▸ Problem description: Copy out the records precisely, omitting pictures.

(Data items)

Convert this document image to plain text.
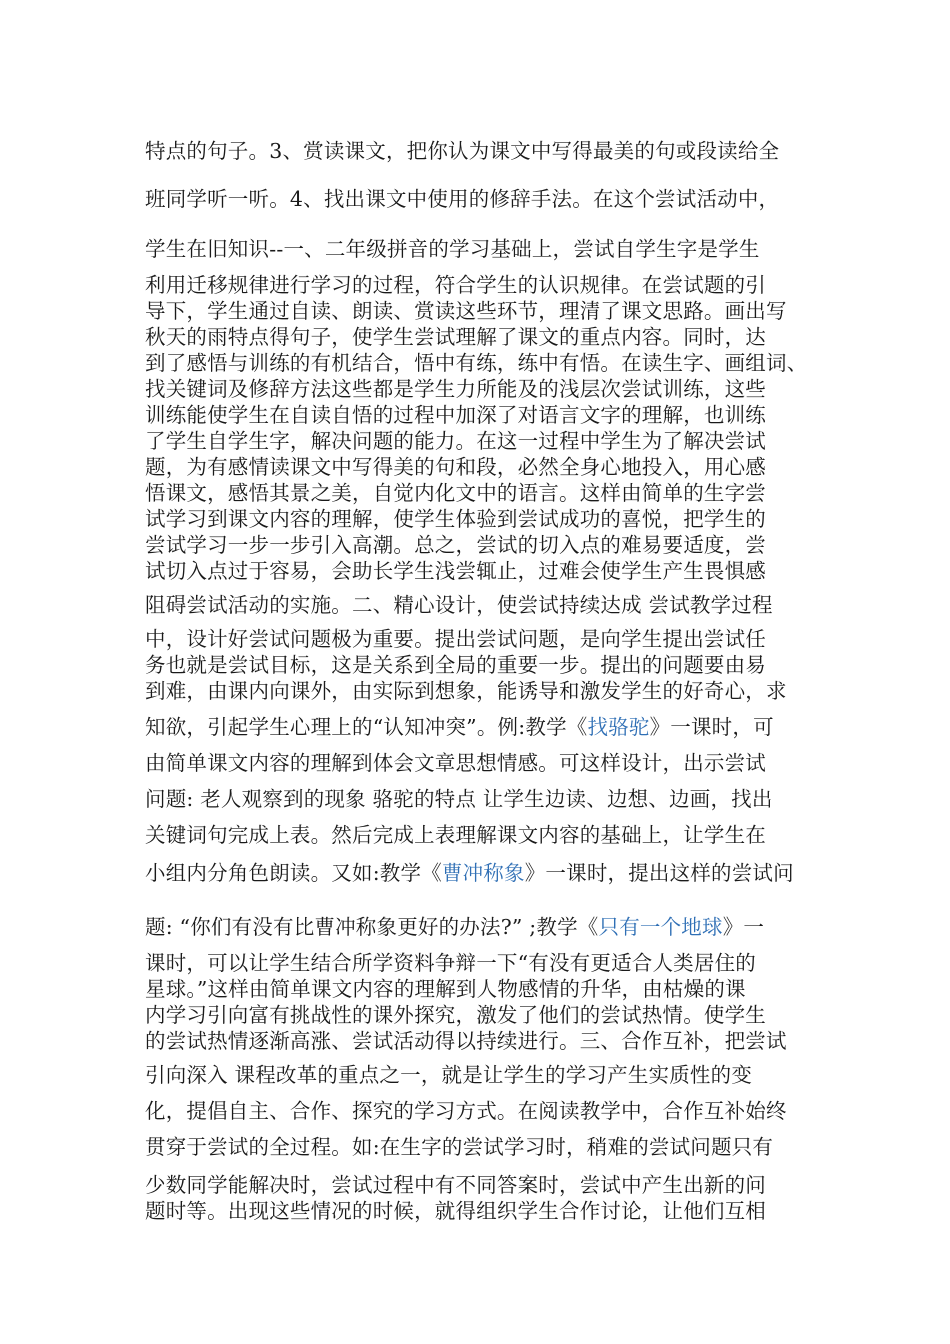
特点的句子。3、赏读课文，把你认为课文中写得最美的句或段读给全
班同学听一听。4、找出课文中使用的修辞手法。在这个尝试活动中，
学生在旧知识--一、二年级拼音的学习基础上，尝试自学生字是学生
利用迁移规律进行学习的过程，符合学生的认识规律。在尝试题的引
导下，学生通过自读、朗读、赏读这些环节，理清了课文思路。画出写
秋天的雨特点得句子，使学生尝试理解了课文的重点内容。同时，达
到了感悟与训练的有机结合，悟中有练，练中有悟。在读生字、画组词、
找关键词及修辞方法这些都是学生力所能及的浅层次尝试训练，这些
训练能使学生在自读自悟的过程中加深了对语言文字的理解，也训练
了学生自学生字，解决问题的能力。在这一过程中学生为了解决尝试
题，为有感情读课文中写得美的句和段，必然全身心地投入，用心感
悟课文，感悟其景之美，自觉内化文中的语言。这样由简单的生字尝
试学习到课文内容的理解，使学生体验到尝试成功的喜悦，把学生的
尝试学习一步一步引入高潮。总之，尝试的切入点的难易要适度，尝
试切入点过于容易，会助长学生浅尝辄止，过难会使学生产生畏惧感
阻碍尝试活动的实施。二、精心设计，使尝试持续达成 尝试教学过程
中，设计好尝试问题极为重要。提出尝试问题，是向学生提出尝试任
务也就是尝试目标，这是关系到全局的重要一步。提出的问题要由易
到难，由课内向课外，由实际到想象，能诱导和激发学生的好奇心，求
知欲，引起学生心理上的“认知冲突”。例:教学《找骆驼》一课时，可
由简单课文内容的理解到体会文章思想情感。可这样设计，出示尝试
问题: 老人观察到的现象 骆驼的特点 让学生边读、边想、边画，找出
关键词句完成上表。然后完成上表理解课文内容的基础上，让学生在
小组内分角色朗读。又如:教学《曹冲称象》一课时，提出这样的尝试问
题: “你们有没有比曹冲称象更好的办法?” ;教学《只有一个地球》一
课时，可以让学生结合所学资料争辩一下“有没有更适合人类居住的
星球。”这样由简单课文内容的理解到人物感情的升华，由枯燥的课
内学习引向富有挑战性的课外探究，激发了他们的尝试热情。使学生
的尝试热情逐渐高涨、尝试活动得以持续进行。三、合作互补，把尝试
引向深入 课程改革的重点之一，就是让学生的学习产生实质性的变
化，提倡自主、合作、探究的学习方式。在阅读教学中，合作互补始终
贯穿于尝试的全过程。如:在生字的尝试学习时，稍难的尝试问题只有
少数同学能解决时，尝试过程中有不同答案时，尝试中产生出新的问
题时等。出现这些情况的时候，就得组织学生合作讨论，让他们互相
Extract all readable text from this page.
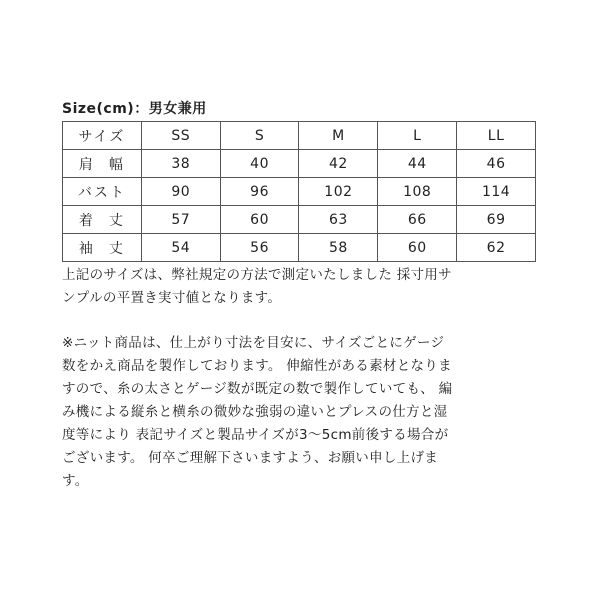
Size(cm)：男女兼用
サイズ	SS	S	M	L	LL
肩幅	38	40	42	44	46
バスト	90	96	102	108	114
着丈	57	60	63	66	69
袖丈	54	56	58	60	62
上記のサイズは、弊社規定の方法で測定いたしました 採寸用サ
ンプルの平置き実寸値となります。
※ニット商品は、仕上がり寸法を目安に、サイズごとにゲージ
数をかえ商品を製作しております。 伸縮性がある素材となりま
すので、糸の太さとゲージ数が既定の数で製作していても、 編
み機による縦糸と横糸の微妙な強弱の違いとプレスの仕方と湿
度等により 表記サイズと製品サイズが3～5cm前後する場合が
ございます。 何卒ご理解下さいますよう、お願い申し上げま
す。
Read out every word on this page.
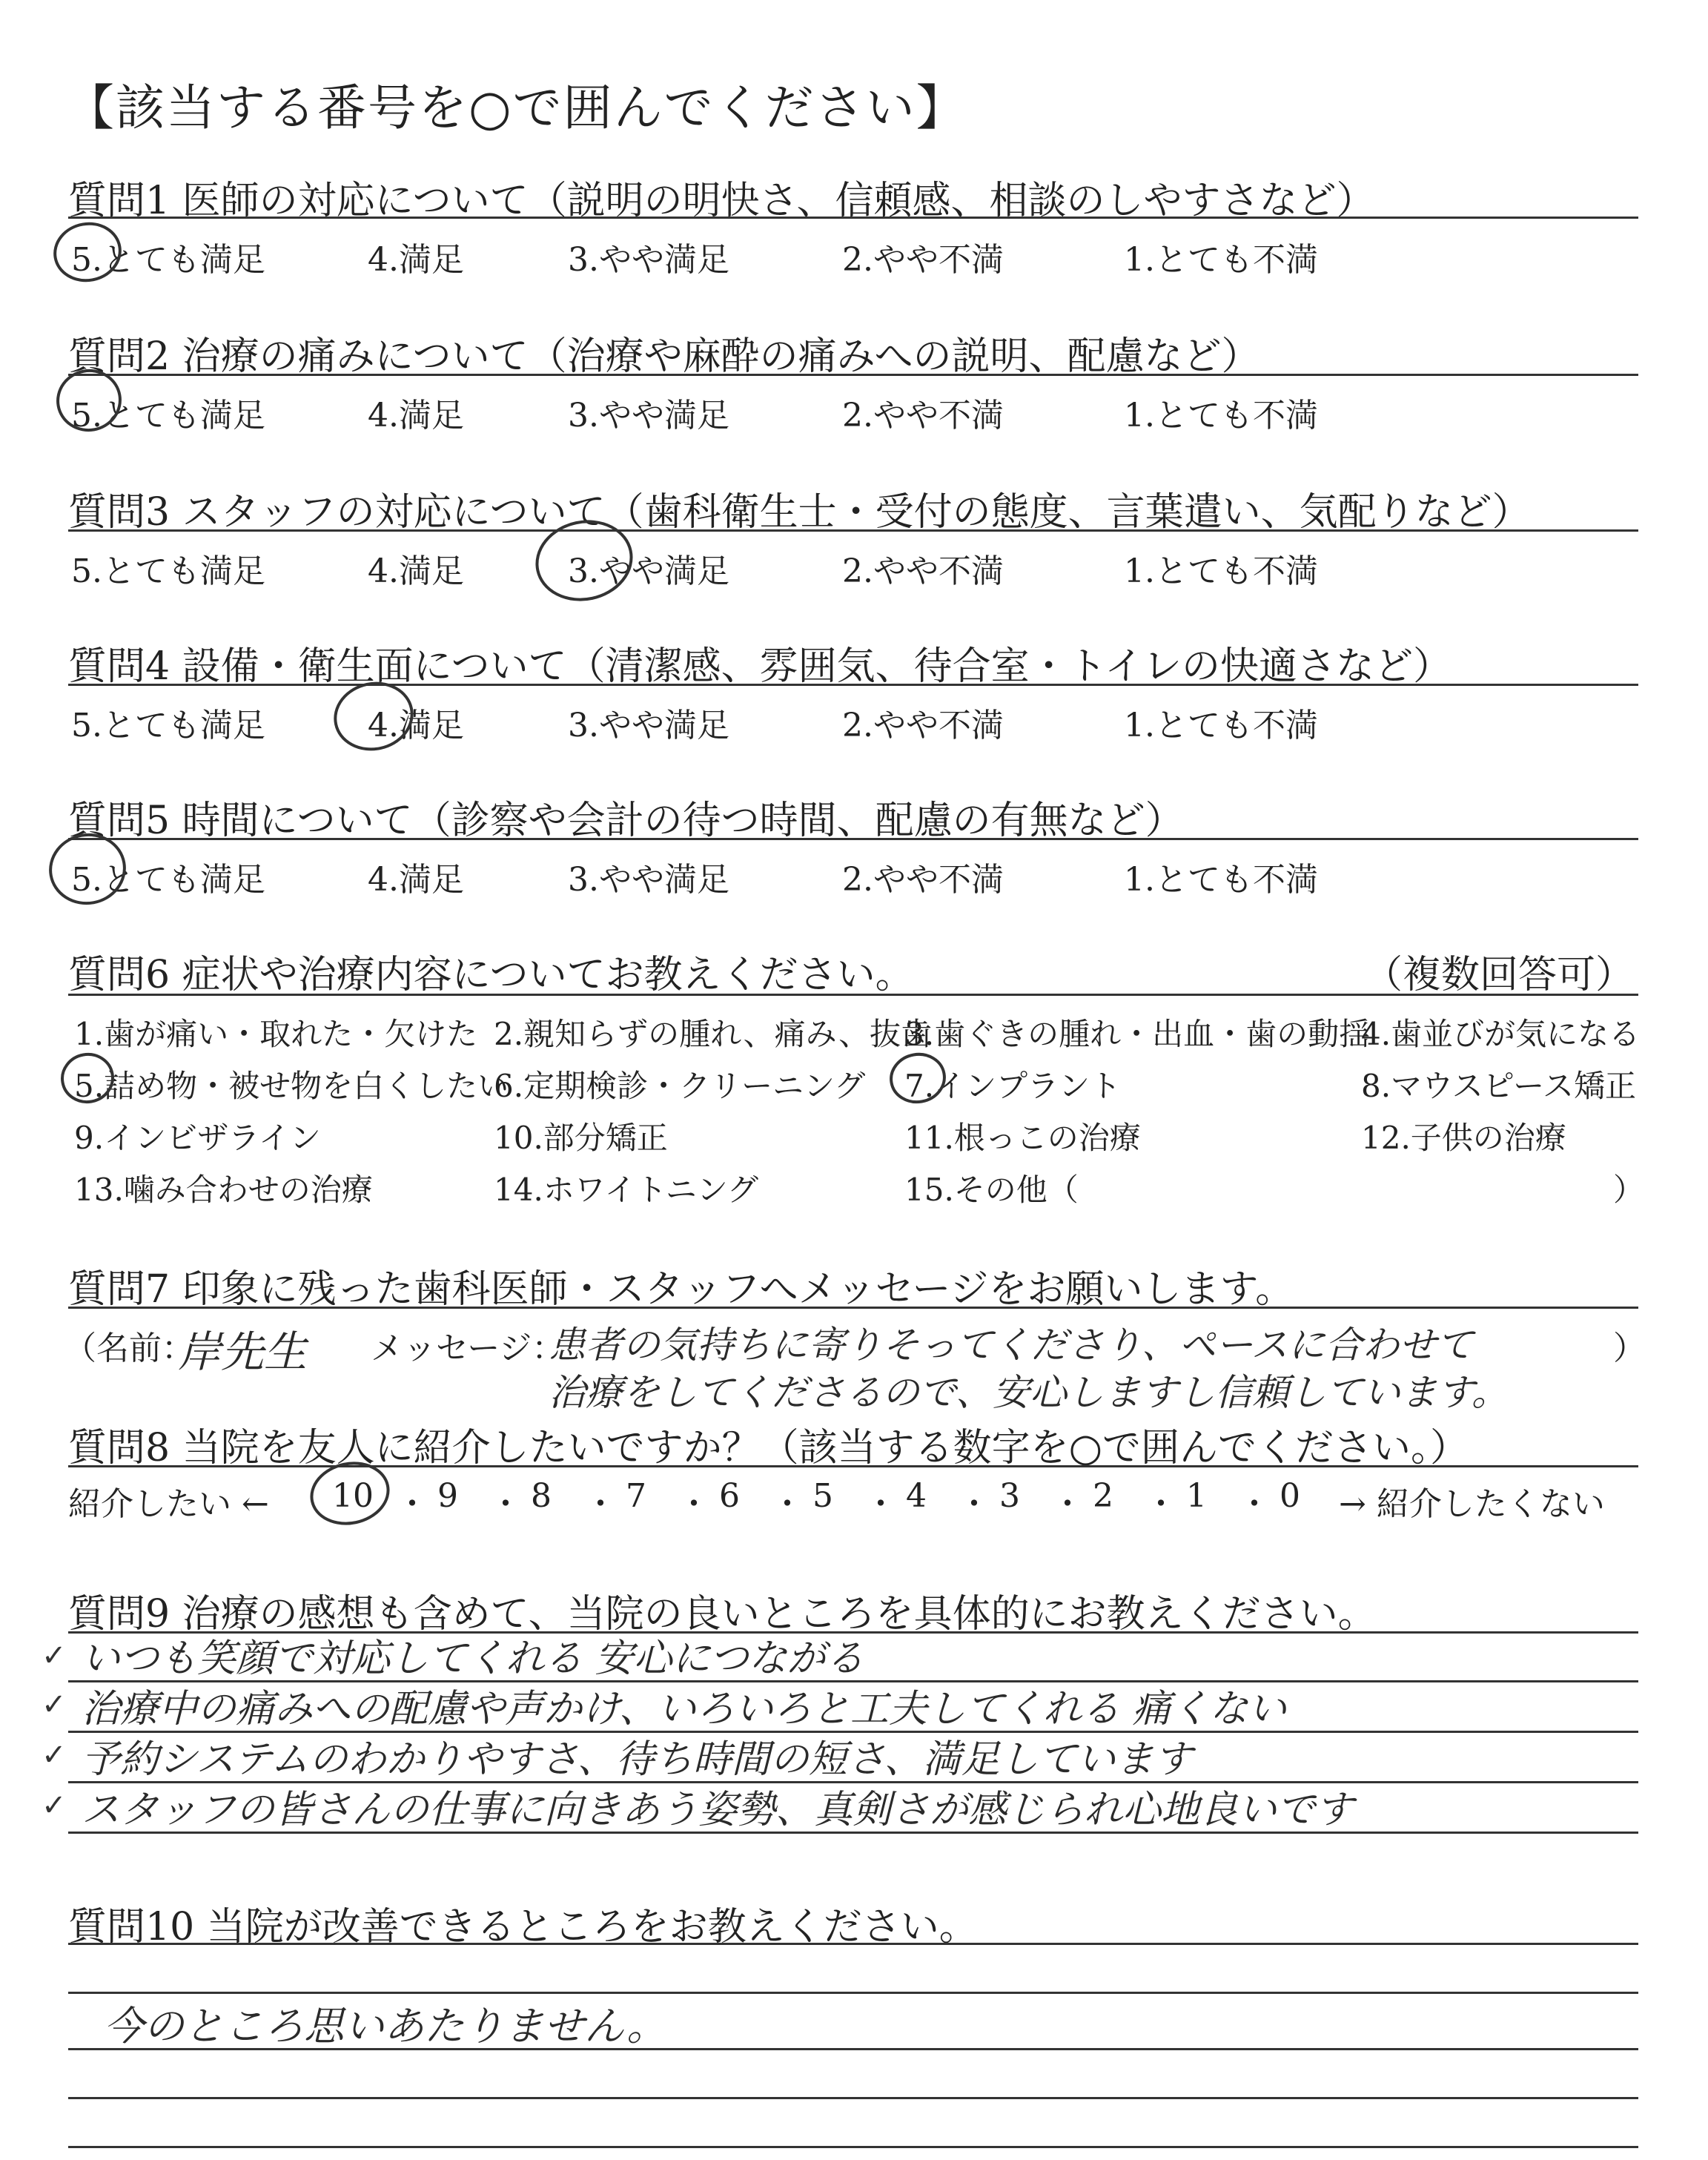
【該当する番号を○で囲んでください】
質問1 医師の対応について（説明の明快さ、信頼感、相談のしやすさなど）
5.とても満足	4.満足	3.やや満足	2.やや不満	1.とても不満
質問2 治療の痛みについて（治療や麻酔の痛みへの説明、配慮など）
5.とても満足	4.満足	3.やや満足	2.やや不満	1.とても不満
質問3 スタッフの対応について（歯科衛生士・受付の態度、言葉遣い、気配りなど）
5.とても満足	4.満足	3.やや満足	2.やや不満	1.とても不満
質問4 設備・衛生面について（清潔感、雰囲気、待合室・トイレの快適さなど）
5.とても満足	4.満足	3.やや満足	2.やや不満	1.とても不満
質問5 時間について（診察や会計の待つ時間、配慮の有無など）
5.とても満足	4.満足	3.やや満足	2.やや不満	1.とても不満
質問6 症状や治療内容についてお教えください。	（複数回答可）
1.歯が痛い・取れた・欠けた 2.親知らずの腫れ、痛み、抜歯
3.歯ぐきの腫れ・出血・歯の動揺
4.歯並びが気になる
5.詰め物・被せ物を白くしたい
6.定期検診・クリーニング 7.インプラント	8.マウスピース矯正
9.インビザライン	10.部分矯正	11.根っこの治療	12.子供の治療
13.噛み合わせの治療	14.ホワイトニング	15.その他（	）
質問7 印象に残った歯科医師・スタッフへメッセージをお願いします。
（名前：
岸先生 メッセージ：
患者の気持ちに寄りそってくださり、ペースに合わせて
治療をしてくださるので、安心しますし信頼しています。
）
質問8 当院を友人に紹介したいですか？（該当する数字を○で囲んでください。）
紹介したい ← 10 ・ 9 ・ 8 ・ 7 ・ 6 ・ 5 ・ 4 ・ 3 ・ 2 ・ 1 ・ 0 → 紹介したくない
質問9 治療の感想も含めて、当院の良いところを具体的にお教えください。
✓ いつも笑顔で対応してくれる 安心につながる
✓ 治療中の痛みへの配慮や声かけ、いろいろと工夫してくれる 痛くない
✓ 予約システムのわかりやすさ、待ち時間の短さ、満足しています
✓ スタッフの皆さんの仕事に向きあう姿勢、真剣さが感じられ心地良いです
質問10 当院が改善できるところをお教えください。
今のところ思いあたりません。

▸ Result of this exercise:
Convert this document image to plain text.
特点的句子。3、赏读课文，把你认为课文中写得最美的句或段读给全
班同学听一听。4、找出课文中使用的修辞手法。在这个尝试活动中，
学生在旧知识--一、二年级拼音的学习基础上，尝试自学生字是学生
利用迁移规律进行学习的过程，符合学生的认识规律。在尝试题的引
导下，学生通过自读、朗读、赏读这些环节，理清了课文思路。画出写
秋天的雨特点得句子，使学生尝试理解了课文的重点内容。同时，达
到了感悟与训练的有机结合，悟中有练，练中有悟。在读生字、画组词、
找关键词及修辞方法这些都是学生力所能及的浅层次尝试训练，这些
训练能使学生在自读自悟的过程中加深了对语言文字的理解，也训练
了学生自学生字，解决问题的能力。在这一过程中学生为了解决尝试
题，为有感情读课文中写得美的句和段，必然全身心地投入，用心感
悟课文，感悟其景之美，自觉内化文中的语言。这样由简单的生字尝
试学习到课文内容的理解，使学生体验到尝试成功的喜悦，把学生的
尝试学习一步一步引入高潮。总之，尝试的切入点的难易要适度，尝
试切入点过于容易，会助长学生浅尝辄止，过难会使学生产生畏惧感
阻碍尝试活动的实施。二、精心设计，使尝试持续达成 尝试教学过程
中，设计好尝试问题极为重要。提出尝试问题，是向学生提出尝试任
务也就是尝试目标，这是关系到全局的重要一步。提出的问题要由易
到难，由课内向课外，由实际到想象，能诱导和激发学生的好奇心，求
知欲，引起学生心理上的“认知冲突”。例:教学《找骆驼》一课时，可
由简单课文内容的理解到体会文章思想情感。可这样设计，出示尝试
问题: 老人观察到的现象 骆驼的特点 让学生边读、边想、边画，找出
关键词句完成上表。然后完成上表理解课文内容的基础上，让学生在
小组内分角色朗读。又如:教学《曹冲称象》一课时，提出这样的尝试问
题: “你们有没有比曹冲称象更好的办法?” ;教学《只有一个地球》一
课时，可以让学生结合所学资料争辩一下“有没有更适合人类居住的
星球。”这样由简单课文内容的理解到人物感情的升华，由枯燥的课
内学习引向富有挑战性的课外探究，激发了他们的尝试热情。使学生
的尝试热情逐渐高涨、尝试活动得以持续进行。三、合作互补，把尝试
引向深入 课程改革的重点之一，就是让学生的学习产生实质性的变
化，提倡自主、合作、探究的学习方式。在阅读教学中，合作互补始终
贯穿于尝试的全过程。如:在生字的尝试学习时，稍难的尝试问题只有
少数同学能解决时，尝试过程中有不同答案时，尝试中产生出新的问
题时等。出现这些情况的时候，就得组织学生合作讨论，让他们互相
Extract all readable text from this page.
Size(cm)：男女兼用
サイズ	SS	S	M	L	LL
肩幅	38	40	42	44	46
バスト	90	96	102	108	114
着丈	57	60	63	66	69
袖丈	54	56	58	60	62
上記のサイズは、弊社規定の方法で測定いたしました 採寸用サ
ンプルの平置き実寸値となります。
※ニット商品は、仕上がり寸法を目安に、サイズごとにゲージ
数をかえ商品を製作しております。 伸縮性がある素材となりま
すので、糸の太さとゲージ数が既定の数で製作していても、 編
み機による縦糸と横糸の微妙な強弱の違いとプレスの仕方と湿
度等により 表記サイズと製品サイズが3～5cm前後する場合が
ございます。 何卒ご理解下さいますよう、お願い申し上げま
す。
Read out every word on this page.
【該当する番号を○で囲んでください】
質問1 医師の対応について（説明の明快さ、信頼感、相談のしやすさなど）
5.とても満足	4.満足	3.やや満足	2.やや不満	1.とても不満
質問2 治療の痛みについて（治療や麻酔の痛みへの説明、配慮など）
5.とても満足	4.満足	3.やや満足	2.やや不満	1.とても不満
質問3 スタッフの対応について（歯科衛生士・受付の態度、言葉遣い、気配りなど）
5.とても満足	4.満足	3.やや満足	2.やや不満	1.とても不満
質問4 設備・衛生面について（清潔感、雰囲気、待合室・トイレの快適さなど）
5.とても満足	4.満足	3.やや満足	2.やや不満	1.とても不満
質問5 時間について（診察や会計の待つ時間、配慮の有無など）
5.とても満足	4.満足	3.やや満足	2.やや不満	1.とても不満
質問6 症状や治療内容についてお教えください。	（複数回答可）
1.歯が痛い・取れた・欠けた 2.親知らずの腫れ、痛み、抜歯
3.歯ぐきの腫れ・出血・歯の動揺
4.歯並びが気になる
5.詰め物・被せ物を白くしたい
6.定期検診・クリーニング 7.インプラント	8.マウスピース矯正
9.インビザライン	10.部分矯正	11.根っこの治療	12.子供の治療
13.噛み合わせの治療	14.ホワイトニング	15.その他（	）
質問7 印象に残った歯科医師・スタッフへメッセージをお願いします。
（名前：
岸先生 メッセージ：
患者の気持ちに寄りそってくださり、ペースに合わせて
治療をしてくださるので、安心しますし信頼しています。
）
質問8 当院を友人に紹介したいですか？（該当する数字を○で囲んでください。）
紹介したい ← 10 ・ 9 ・ 8 ・ 7 ・ 6 ・ 5 ・ 4 ・ 3 ・ 2 ・ 1 ・ 0 → 紹介したくない
質問9 治療の感想も含めて、当院の良いところを具体的にお教えください。
✓ いつも笑顔で対応してくれる 安心につながる
✓ 治療中の痛みへの配慮や声かけ、いろいろと工夫してくれる 痛くない
✓ 予約システムのわかりやすさ、待ち時間の短さ、満足しています
✓ スタッフの皆さんの仕事に向きあう姿勢、真剣さが感じられ心地良いです
質問10 当院が改善できるところをお教えください。
今のところ思いあたりません。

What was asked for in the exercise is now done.